Task requirements: Repeat every record below exactly, but leave out any pictures.

[Figure contents as structured data]
#####

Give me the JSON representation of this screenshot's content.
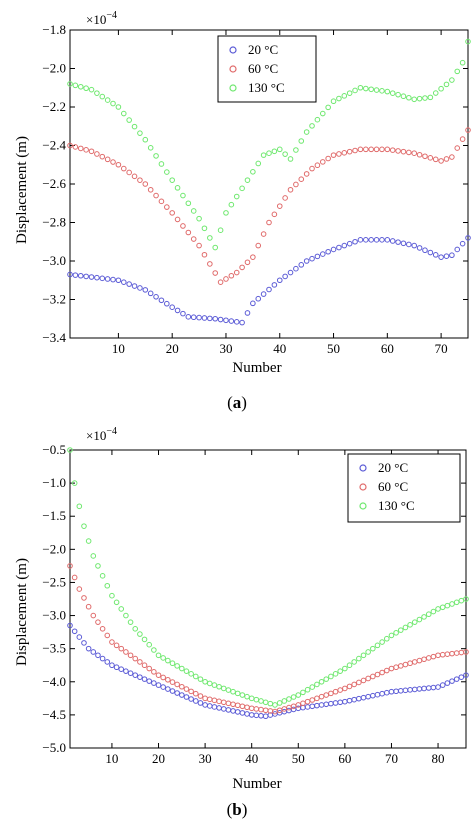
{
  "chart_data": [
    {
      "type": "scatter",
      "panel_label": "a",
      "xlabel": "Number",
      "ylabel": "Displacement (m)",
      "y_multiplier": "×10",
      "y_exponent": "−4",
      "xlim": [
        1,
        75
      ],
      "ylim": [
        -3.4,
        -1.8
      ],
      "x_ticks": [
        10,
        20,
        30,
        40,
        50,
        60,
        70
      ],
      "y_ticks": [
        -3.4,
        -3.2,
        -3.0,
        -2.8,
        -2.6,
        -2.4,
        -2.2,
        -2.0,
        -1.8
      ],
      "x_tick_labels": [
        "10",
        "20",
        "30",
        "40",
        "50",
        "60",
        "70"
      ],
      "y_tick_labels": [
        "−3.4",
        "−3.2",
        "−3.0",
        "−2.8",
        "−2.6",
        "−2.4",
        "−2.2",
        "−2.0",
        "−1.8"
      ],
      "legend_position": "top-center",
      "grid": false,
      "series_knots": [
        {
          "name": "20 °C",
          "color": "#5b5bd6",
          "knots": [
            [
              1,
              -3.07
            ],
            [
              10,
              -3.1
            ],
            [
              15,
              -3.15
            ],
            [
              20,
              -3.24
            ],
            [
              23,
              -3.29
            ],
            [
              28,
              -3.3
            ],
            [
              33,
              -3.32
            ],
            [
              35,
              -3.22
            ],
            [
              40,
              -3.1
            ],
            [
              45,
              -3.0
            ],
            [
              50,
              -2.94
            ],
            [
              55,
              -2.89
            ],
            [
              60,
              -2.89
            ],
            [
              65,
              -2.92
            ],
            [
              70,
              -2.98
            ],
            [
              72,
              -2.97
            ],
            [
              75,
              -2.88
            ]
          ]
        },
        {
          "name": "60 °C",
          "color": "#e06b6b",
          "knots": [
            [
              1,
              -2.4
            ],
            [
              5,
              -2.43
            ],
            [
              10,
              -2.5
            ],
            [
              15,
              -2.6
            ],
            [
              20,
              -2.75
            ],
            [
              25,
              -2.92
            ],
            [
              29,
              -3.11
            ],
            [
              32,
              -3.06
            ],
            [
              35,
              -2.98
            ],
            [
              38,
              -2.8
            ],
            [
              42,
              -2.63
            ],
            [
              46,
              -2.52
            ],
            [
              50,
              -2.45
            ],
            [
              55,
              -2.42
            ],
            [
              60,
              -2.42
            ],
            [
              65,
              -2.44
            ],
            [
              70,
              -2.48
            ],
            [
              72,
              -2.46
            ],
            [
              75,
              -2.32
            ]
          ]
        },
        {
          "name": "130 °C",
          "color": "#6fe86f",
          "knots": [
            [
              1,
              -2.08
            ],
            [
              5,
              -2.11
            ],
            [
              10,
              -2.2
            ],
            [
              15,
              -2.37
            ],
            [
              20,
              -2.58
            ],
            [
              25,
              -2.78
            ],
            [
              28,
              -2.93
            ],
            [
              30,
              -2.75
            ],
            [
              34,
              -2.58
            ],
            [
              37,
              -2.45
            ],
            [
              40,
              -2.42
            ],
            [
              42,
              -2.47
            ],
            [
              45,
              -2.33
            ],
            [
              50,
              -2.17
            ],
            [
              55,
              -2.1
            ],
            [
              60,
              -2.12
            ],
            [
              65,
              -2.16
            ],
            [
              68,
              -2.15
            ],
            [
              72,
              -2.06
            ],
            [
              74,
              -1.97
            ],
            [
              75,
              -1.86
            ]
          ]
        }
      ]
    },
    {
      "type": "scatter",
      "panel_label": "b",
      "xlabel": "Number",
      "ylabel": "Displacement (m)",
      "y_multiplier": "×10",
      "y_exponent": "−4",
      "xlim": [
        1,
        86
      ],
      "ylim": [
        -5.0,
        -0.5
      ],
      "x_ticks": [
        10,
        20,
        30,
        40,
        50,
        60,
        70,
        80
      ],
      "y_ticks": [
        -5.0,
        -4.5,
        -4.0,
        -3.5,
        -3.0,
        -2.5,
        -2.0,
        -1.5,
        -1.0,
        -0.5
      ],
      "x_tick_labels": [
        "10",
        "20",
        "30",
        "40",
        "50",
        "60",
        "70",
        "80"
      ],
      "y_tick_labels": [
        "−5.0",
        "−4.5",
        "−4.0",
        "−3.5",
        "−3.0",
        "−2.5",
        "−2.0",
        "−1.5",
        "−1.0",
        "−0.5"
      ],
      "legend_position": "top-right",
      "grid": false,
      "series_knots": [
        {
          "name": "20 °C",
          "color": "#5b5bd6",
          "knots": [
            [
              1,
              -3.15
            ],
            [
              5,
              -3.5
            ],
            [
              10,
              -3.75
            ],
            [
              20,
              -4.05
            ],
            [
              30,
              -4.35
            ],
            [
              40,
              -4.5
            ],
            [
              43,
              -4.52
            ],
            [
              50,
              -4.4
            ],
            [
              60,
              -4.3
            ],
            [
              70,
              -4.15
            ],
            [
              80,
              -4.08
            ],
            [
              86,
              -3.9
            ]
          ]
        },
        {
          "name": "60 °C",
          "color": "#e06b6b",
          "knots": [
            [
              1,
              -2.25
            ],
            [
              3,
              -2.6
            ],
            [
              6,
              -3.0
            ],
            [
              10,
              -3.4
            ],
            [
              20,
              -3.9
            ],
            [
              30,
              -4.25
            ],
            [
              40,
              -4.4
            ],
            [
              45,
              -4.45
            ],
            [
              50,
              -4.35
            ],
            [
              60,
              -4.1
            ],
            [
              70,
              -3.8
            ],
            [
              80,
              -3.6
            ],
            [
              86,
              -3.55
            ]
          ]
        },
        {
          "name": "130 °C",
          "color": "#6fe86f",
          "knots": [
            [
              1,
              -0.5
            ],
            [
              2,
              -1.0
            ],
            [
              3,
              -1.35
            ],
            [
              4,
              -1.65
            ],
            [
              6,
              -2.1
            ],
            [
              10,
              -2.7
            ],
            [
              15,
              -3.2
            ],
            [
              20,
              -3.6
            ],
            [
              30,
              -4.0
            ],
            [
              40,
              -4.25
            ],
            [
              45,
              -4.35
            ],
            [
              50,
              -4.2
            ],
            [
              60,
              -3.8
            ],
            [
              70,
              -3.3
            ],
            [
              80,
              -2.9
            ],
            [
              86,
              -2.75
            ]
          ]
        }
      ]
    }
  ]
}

#####

Answer in full:
Give me the JSON representation of this screenshot's content.
{
  "chart_data": [
    {
      "type": "scatter",
      "panel_label": "a",
      "xlabel": "Number",
      "ylabel": "Displacement (m)",
      "y_multiplier": "×10",
      "y_exponent": "−4",
      "xlim": [
        1,
        75
      ],
      "ylim": [
        -3.4,
        -1.8
      ],
      "x_ticks": [
        10,
        20,
        30,
        40,
        50,
        60,
        70
      ],
      "y_ticks": [
        -3.4,
        -3.2,
        -3.0,
        -2.8,
        -2.6,
        -2.4,
        -2.2,
        -2.0,
        -1.8
      ],
      "x_tick_labels": [
        "10",
        "20",
        "30",
        "40",
        "50",
        "60",
        "70"
      ],
      "y_tick_labels": [
        "−3.4",
        "−3.2",
        "−3.0",
        "−2.8",
        "−2.6",
        "−2.4",
        "−2.2",
        "−2.0",
        "−1.8"
      ],
      "legend_position": "top-center",
      "grid": false,
      "series_knots": [
        {
          "name": "20 °C",
          "color": "#5b5bd6",
          "knots": [
            [
              1,
              -3.07
            ],
            [
              10,
              -3.1
            ],
            [
              15,
              -3.15
            ],
            [
              20,
              -3.24
            ],
            [
              23,
              -3.29
            ],
            [
              28,
              -3.3
            ],
            [
              33,
              -3.32
            ],
            [
              35,
              -3.22
            ],
            [
              40,
              -3.1
            ],
            [
              45,
              -3.0
            ],
            [
              50,
              -2.94
            ],
            [
              55,
              -2.89
            ],
            [
              60,
              -2.89
            ],
            [
              65,
              -2.92
            ],
            [
              70,
              -2.98
            ],
            [
              72,
              -2.97
            ],
            [
              75,
              -2.88
            ]
          ]
        },
        {
          "name": "60 °C",
          "color": "#e06b6b",
          "knots": [
            [
              1,
              -2.4
            ],
            [
              5,
              -2.43
            ],
            [
              10,
              -2.5
            ],
            [
              15,
              -2.6
            ],
            [
              20,
              -2.75
            ],
            [
              25,
              -2.92
            ],
            [
              29,
              -3.11
            ],
            [
              32,
              -3.06
            ],
            [
              35,
              -2.98
            ],
            [
              38,
              -2.8
            ],
            [
              42,
              -2.63
            ],
            [
              46,
              -2.52
            ],
            [
              50,
              -2.45
            ],
            [
              55,
              -2.42
            ],
            [
              60,
              -2.42
            ],
            [
              65,
              -2.44
            ],
            [
              70,
              -2.48
            ],
            [
              72,
              -2.46
            ],
            [
              75,
              -2.32
            ]
          ]
        },
        {
          "name": "130 °C",
          "color": "#6fe86f",
          "knots": [
            [
              1,
              -2.08
            ],
            [
              5,
              -2.11
            ],
            [
              10,
              -2.2
            ],
            [
              15,
              -2.37
            ],
            [
              20,
              -2.58
            ],
            [
              25,
              -2.78
            ],
            [
              28,
              -2.93
            ],
            [
              30,
              -2.75
            ],
            [
              34,
              -2.58
            ],
            [
              37,
              -2.45
            ],
            [
              40,
              -2.42
            ],
            [
              42,
              -2.47
            ],
            [
              45,
              -2.33
            ],
            [
              50,
              -2.17
            ],
            [
              55,
              -2.1
            ],
            [
              60,
              -2.12
            ],
            [
              65,
              -2.16
            ],
            [
              68,
              -2.15
            ],
            [
              72,
              -2.06
            ],
            [
              74,
              -1.97
            ],
            [
              75,
              -1.86
            ]
          ]
        }
      ]
    },
    {
      "type": "scatter",
      "panel_label": "b",
      "xlabel": "Number",
      "ylabel": "Displacement (m)",
      "y_multiplier": "×10",
      "y_exponent": "−4",
      "xlim": [
        1,
        86
      ],
      "ylim": [
        -5.0,
        -0.5
      ],
      "x_ticks": [
        10,
        20,
        30,
        40,
        50,
        60,
        70,
        80
      ],
      "y_ticks": [
        -5.0,
        -4.5,
        -4.0,
        -3.5,
        -3.0,
        -2.5,
        -2.0,
        -1.5,
        -1.0,
        -0.5
      ],
      "x_tick_labels": [
        "10",
        "20",
        "30",
        "40",
        "50",
        "60",
        "70",
        "80"
      ],
      "y_tick_labels": [
        "−5.0",
        "−4.5",
        "−4.0",
        "−3.5",
        "−3.0",
        "−2.5",
        "−2.0",
        "−1.5",
        "−1.0",
        "−0.5"
      ],
      "legend_position": "top-right",
      "grid": false,
      "series_knots": [
        {
          "name": "20 °C",
          "color": "#5b5bd6",
          "knots": [
            [
              1,
              -3.15
            ],
            [
              5,
              -3.5
            ],
            [
              10,
              -3.75
            ],
            [
              20,
              -4.05
            ],
            [
              30,
              -4.35
            ],
            [
              40,
              -4.5
            ],
            [
              43,
              -4.52
            ],
            [
              50,
              -4.4
            ],
            [
              60,
              -4.3
            ],
            [
              70,
              -4.15
            ],
            [
              80,
              -4.08
            ],
            [
              86,
              -3.9
            ]
          ]
        },
        {
          "name": "60 °C",
          "color": "#e06b6b",
          "knots": [
            [
              1,
              -2.25
            ],
            [
              3,
              -2.6
            ],
            [
              6,
              -3.0
            ],
            [
              10,
              -3.4
            ],
            [
              20,
              -3.9
            ],
            [
              30,
              -4.25
            ],
            [
              40,
              -4.4
            ],
            [
              45,
              -4.45
            ],
            [
              50,
              -4.35
            ],
            [
              60,
              -4.1
            ],
            [
              70,
              -3.8
            ],
            [
              80,
              -3.6
            ],
            [
              86,
              -3.55
            ]
          ]
        },
        {
          "name": "130 °C",
          "color": "#6fe86f",
          "knots": [
            [
              1,
              -0.5
            ],
            [
              2,
              -1.0
            ],
            [
              3,
              -1.35
            ],
            [
              4,
              -1.65
            ],
            [
              6,
              -2.1
            ],
            [
              10,
              -2.7
            ],
            [
              15,
              -3.2
            ],
            [
              20,
              -3.6
            ],
            [
              30,
              -4.0
            ],
            [
              40,
              -4.25
            ],
            [
              45,
              -4.35
            ],
            [
              50,
              -4.2
            ],
            [
              60,
              -3.8
            ],
            [
              70,
              -3.3
            ],
            [
              80,
              -2.9
            ],
            [
              86,
              -2.75
            ]
          ]
        }
      ]
    }
  ]
}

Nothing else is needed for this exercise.